Given entries:
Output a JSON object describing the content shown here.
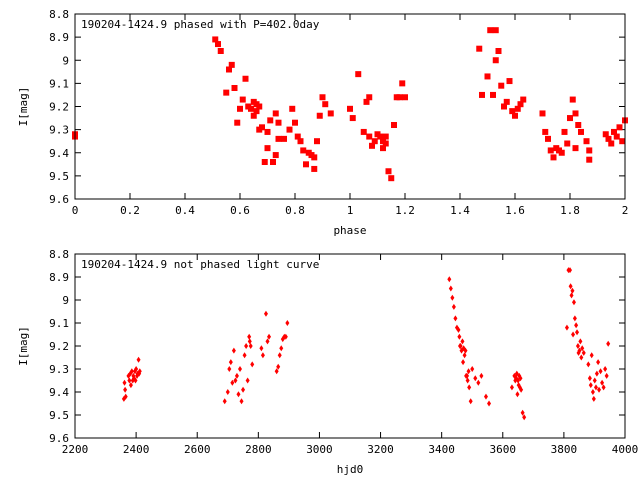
{
  "chart_data": [
    {
      "type": "scatter",
      "title": "190204-1424.9 phased with P=402.0day",
      "xlabel": "phase",
      "ylabel": "I[mag]",
      "xlim": [
        0,
        2
      ],
      "ylim": [
        8.8,
        9.6
      ],
      "y_inverted": true,
      "x_ticks": [
        "0",
        "0.2",
        "0.4",
        "0.6",
        "0.8",
        "1",
        "1.2",
        "1.4",
        "1.6",
        "1.8",
        "2"
      ],
      "y_ticks": [
        "8.8",
        "8.9",
        "9",
        "9.1",
        "9.2",
        "9.3",
        "9.4",
        "9.5",
        "9.6"
      ],
      "marker_color": "#ff0000",
      "points": [
        [
          0.0,
          9.32
        ],
        [
          0.0,
          9.33
        ],
        [
          0.51,
          8.91
        ],
        [
          0.52,
          8.93
        ],
        [
          0.53,
          8.96
        ],
        [
          0.55,
          9.14
        ],
        [
          0.56,
          9.04
        ],
        [
          0.57,
          9.02
        ],
        [
          0.58,
          9.12
        ],
        [
          0.59,
          9.27
        ],
        [
          0.6,
          9.21
        ],
        [
          0.61,
          9.17
        ],
        [
          0.62,
          9.08
        ],
        [
          0.63,
          9.2
        ],
        [
          0.64,
          9.21
        ],
        [
          0.65,
          9.24
        ],
        [
          0.65,
          9.18
        ],
        [
          0.66,
          9.19
        ],
        [
          0.66,
          9.22
        ],
        [
          0.67,
          9.3
        ],
        [
          0.67,
          9.2
        ],
        [
          0.68,
          9.29
        ],
        [
          0.69,
          9.44
        ],
        [
          0.7,
          9.31
        ],
        [
          0.7,
          9.38
        ],
        [
          0.71,
          9.26
        ],
        [
          0.72,
          9.44
        ],
        [
          0.73,
          9.23
        ],
        [
          0.73,
          9.41
        ],
        [
          0.74,
          9.34
        ],
        [
          0.74,
          9.27
        ],
        [
          0.76,
          9.34
        ],
        [
          0.78,
          9.3
        ],
        [
          0.79,
          9.21
        ],
        [
          0.8,
          9.27
        ],
        [
          0.81,
          9.33
        ],
        [
          0.82,
          9.35
        ],
        [
          0.83,
          9.39
        ],
        [
          0.84,
          9.45
        ],
        [
          0.85,
          9.4
        ],
        [
          0.86,
          9.41
        ],
        [
          0.87,
          9.47
        ],
        [
          0.87,
          9.42
        ],
        [
          0.88,
          9.35
        ],
        [
          0.89,
          9.24
        ],
        [
          0.9,
          9.16
        ],
        [
          0.91,
          9.19
        ],
        [
          0.93,
          9.23
        ],
        [
          1.0,
          9.21
        ],
        [
          1.01,
          9.25
        ],
        [
          1.03,
          9.06
        ],
        [
          1.05,
          9.31
        ],
        [
          1.06,
          9.18
        ],
        [
          1.07,
          9.16
        ],
        [
          1.07,
          9.33
        ],
        [
          1.08,
          9.37
        ],
        [
          1.09,
          9.35
        ],
        [
          1.1,
          9.32
        ],
        [
          1.11,
          9.33
        ],
        [
          1.12,
          9.35
        ],
        [
          1.12,
          9.38
        ],
        [
          1.13,
          9.36
        ],
        [
          1.13,
          9.33
        ],
        [
          1.14,
          9.48
        ],
        [
          1.15,
          9.51
        ],
        [
          1.16,
          9.28
        ],
        [
          1.17,
          9.16
        ],
        [
          1.18,
          9.16
        ],
        [
          1.19,
          9.1
        ],
        [
          1.2,
          9.16
        ],
        [
          1.47,
          8.95
        ],
        [
          1.48,
          9.15
        ],
        [
          1.5,
          9.07
        ],
        [
          1.51,
          8.87
        ],
        [
          1.52,
          9.15
        ],
        [
          1.53,
          8.87
        ],
        [
          1.53,
          9.0
        ],
        [
          1.54,
          8.96
        ],
        [
          1.55,
          9.11
        ],
        [
          1.56,
          9.2
        ],
        [
          1.57,
          9.18
        ],
        [
          1.58,
          9.09
        ],
        [
          1.59,
          9.22
        ],
        [
          1.6,
          9.24
        ],
        [
          1.61,
          9.21
        ],
        [
          1.62,
          9.19
        ],
        [
          1.63,
          9.17
        ],
        [
          1.7,
          9.23
        ],
        [
          1.71,
          9.31
        ],
        [
          1.72,
          9.34
        ],
        [
          1.73,
          9.39
        ],
        [
          1.74,
          9.42
        ],
        [
          1.75,
          9.38
        ],
        [
          1.76,
          9.39
        ],
        [
          1.77,
          9.4
        ],
        [
          1.78,
          9.31
        ],
        [
          1.79,
          9.36
        ],
        [
          1.8,
          9.25
        ],
        [
          1.81,
          9.17
        ],
        [
          1.82,
          9.23
        ],
        [
          1.82,
          9.38
        ],
        [
          1.83,
          9.28
        ],
        [
          1.84,
          9.31
        ],
        [
          1.86,
          9.35
        ],
        [
          1.87,
          9.39
        ],
        [
          1.87,
          9.43
        ],
        [
          1.93,
          9.32
        ],
        [
          1.94,
          9.34
        ],
        [
          1.95,
          9.36
        ],
        [
          1.96,
          9.31
        ],
        [
          1.97,
          9.33
        ],
        [
          1.98,
          9.29
        ],
        [
          1.99,
          9.35
        ],
        [
          2.0,
          9.26
        ]
      ]
    },
    {
      "type": "scatter",
      "title": "190204-1424.9 not phased light curve",
      "xlabel": "hjd0",
      "ylabel": "I[mag]",
      "xlim": [
        2200,
        4000
      ],
      "ylim": [
        8.8,
        9.6
      ],
      "y_inverted": true,
      "x_ticks": [
        "2200",
        "2400",
        "2600",
        "2800",
        "3000",
        "3200",
        "3400",
        "3600",
        "3800",
        "4000"
      ],
      "y_ticks": [
        "8.8",
        "8.9",
        "9",
        "9.1",
        "9.2",
        "9.3",
        "9.4",
        "9.5",
        "9.6"
      ],
      "marker_color": "#ff0000",
      "points": [
        [
          2360,
          9.43
        ],
        [
          2362,
          9.36
        ],
        [
          2364,
          9.39
        ],
        [
          2366,
          9.42
        ],
        [
          2375,
          9.33
        ],
        [
          2378,
          9.35
        ],
        [
          2381,
          9.32
        ],
        [
          2383,
          9.37
        ],
        [
          2386,
          9.31
        ],
        [
          2389,
          9.35
        ],
        [
          2391,
          9.33
        ],
        [
          2393,
          9.34
        ],
        [
          2396,
          9.31
        ],
        [
          2398,
          9.35
        ],
        [
          2400,
          9.3
        ],
        [
          2403,
          9.33
        ],
        [
          2405,
          9.32
        ],
        [
          2408,
          9.26
        ],
        [
          2410,
          9.32
        ],
        [
          2412,
          9.31
        ],
        [
          2690,
          9.44
        ],
        [
          2700,
          9.4
        ],
        [
          2705,
          9.3
        ],
        [
          2710,
          9.27
        ],
        [
          2715,
          9.36
        ],
        [
          2720,
          9.22
        ],
        [
          2725,
          9.35
        ],
        [
          2730,
          9.33
        ],
        [
          2735,
          9.41
        ],
        [
          2740,
          9.3
        ],
        [
          2745,
          9.44
        ],
        [
          2750,
          9.39
        ],
        [
          2755,
          9.24
        ],
        [
          2760,
          9.2
        ],
        [
          2765,
          9.35
        ],
        [
          2770,
          9.16
        ],
        [
          2772,
          9.18
        ],
        [
          2775,
          9.2
        ],
        [
          2780,
          9.28
        ],
        [
          2810,
          9.21
        ],
        [
          2815,
          9.24
        ],
        [
          2825,
          9.06
        ],
        [
          2830,
          9.18
        ],
        [
          2835,
          9.16
        ],
        [
          2860,
          9.31
        ],
        [
          2865,
          9.29
        ],
        [
          2870,
          9.24
        ],
        [
          2875,
          9.21
        ],
        [
          2880,
          9.17
        ],
        [
          2885,
          9.16
        ],
        [
          2890,
          9.16
        ],
        [
          2895,
          9.1
        ],
        [
          3425,
          8.91
        ],
        [
          3430,
          8.95
        ],
        [
          3435,
          8.99
        ],
        [
          3440,
          9.03
        ],
        [
          3445,
          9.08
        ],
        [
          3450,
          9.12
        ],
        [
          3455,
          9.13
        ],
        [
          3458,
          9.16
        ],
        [
          3460,
          9.2
        ],
        [
          3462,
          9.2
        ],
        [
          3465,
          9.22
        ],
        [
          3468,
          9.18
        ],
        [
          3470,
          9.27
        ],
        [
          3472,
          9.21
        ],
        [
          3475,
          9.24
        ],
        [
          3478,
          9.22
        ],
        [
          3480,
          9.33
        ],
        [
          3483,
          9.33
        ],
        [
          3485,
          9.35
        ],
        [
          3488,
          9.31
        ],
        [
          3490,
          9.38
        ],
        [
          3495,
          9.44
        ],
        [
          3500,
          9.3
        ],
        [
          3510,
          9.34
        ],
        [
          3520,
          9.36
        ],
        [
          3530,
          9.33
        ],
        [
          3545,
          9.42
        ],
        [
          3555,
          9.45
        ],
        [
          3630,
          9.38
        ],
        [
          3638,
          9.33
        ],
        [
          3641,
          9.35
        ],
        [
          3644,
          9.34
        ],
        [
          3646,
          9.32
        ],
        [
          3648,
          9.41
        ],
        [
          3650,
          9.35
        ],
        [
          3652,
          9.37
        ],
        [
          3654,
          9.33
        ],
        [
          3656,
          9.38
        ],
        [
          3658,
          9.34
        ],
        [
          3660,
          9.39
        ],
        [
          3665,
          9.49
        ],
        [
          3670,
          9.51
        ],
        [
          3810,
          9.12
        ],
        [
          3815,
          8.87
        ],
        [
          3820,
          8.87
        ],
        [
          3822,
          8.94
        ],
        [
          3825,
          8.98
        ],
        [
          3828,
          8.96
        ],
        [
          3830,
          9.15
        ],
        [
          3833,
          9.01
        ],
        [
          3836,
          9.08
        ],
        [
          3840,
          9.11
        ],
        [
          3843,
          9.14
        ],
        [
          3846,
          9.2
        ],
        [
          3848,
          9.23
        ],
        [
          3851,
          9.22
        ],
        [
          3854,
          9.18
        ],
        [
          3857,
          9.25
        ],
        [
          3860,
          9.21
        ],
        [
          3865,
          9.23
        ],
        [
          3880,
          9.28
        ],
        [
          3885,
          9.34
        ],
        [
          3888,
          9.37
        ],
        [
          3891,
          9.24
        ],
        [
          3895,
          9.4
        ],
        [
          3898,
          9.43
        ],
        [
          3901,
          9.35
        ],
        [
          3905,
          9.38
        ],
        [
          3908,
          9.32
        ],
        [
          3912,
          9.27
        ],
        [
          3915,
          9.39
        ],
        [
          3920,
          9.31
        ],
        [
          3925,
          9.36
        ],
        [
          3930,
          9.38
        ],
        [
          3935,
          9.3
        ],
        [
          3940,
          9.33
        ],
        [
          3945,
          9.19
        ]
      ]
    }
  ]
}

Your goal: Check each line of the records for the string "phased" and state how many lines contain it. Give only the number.

Worked solution: 2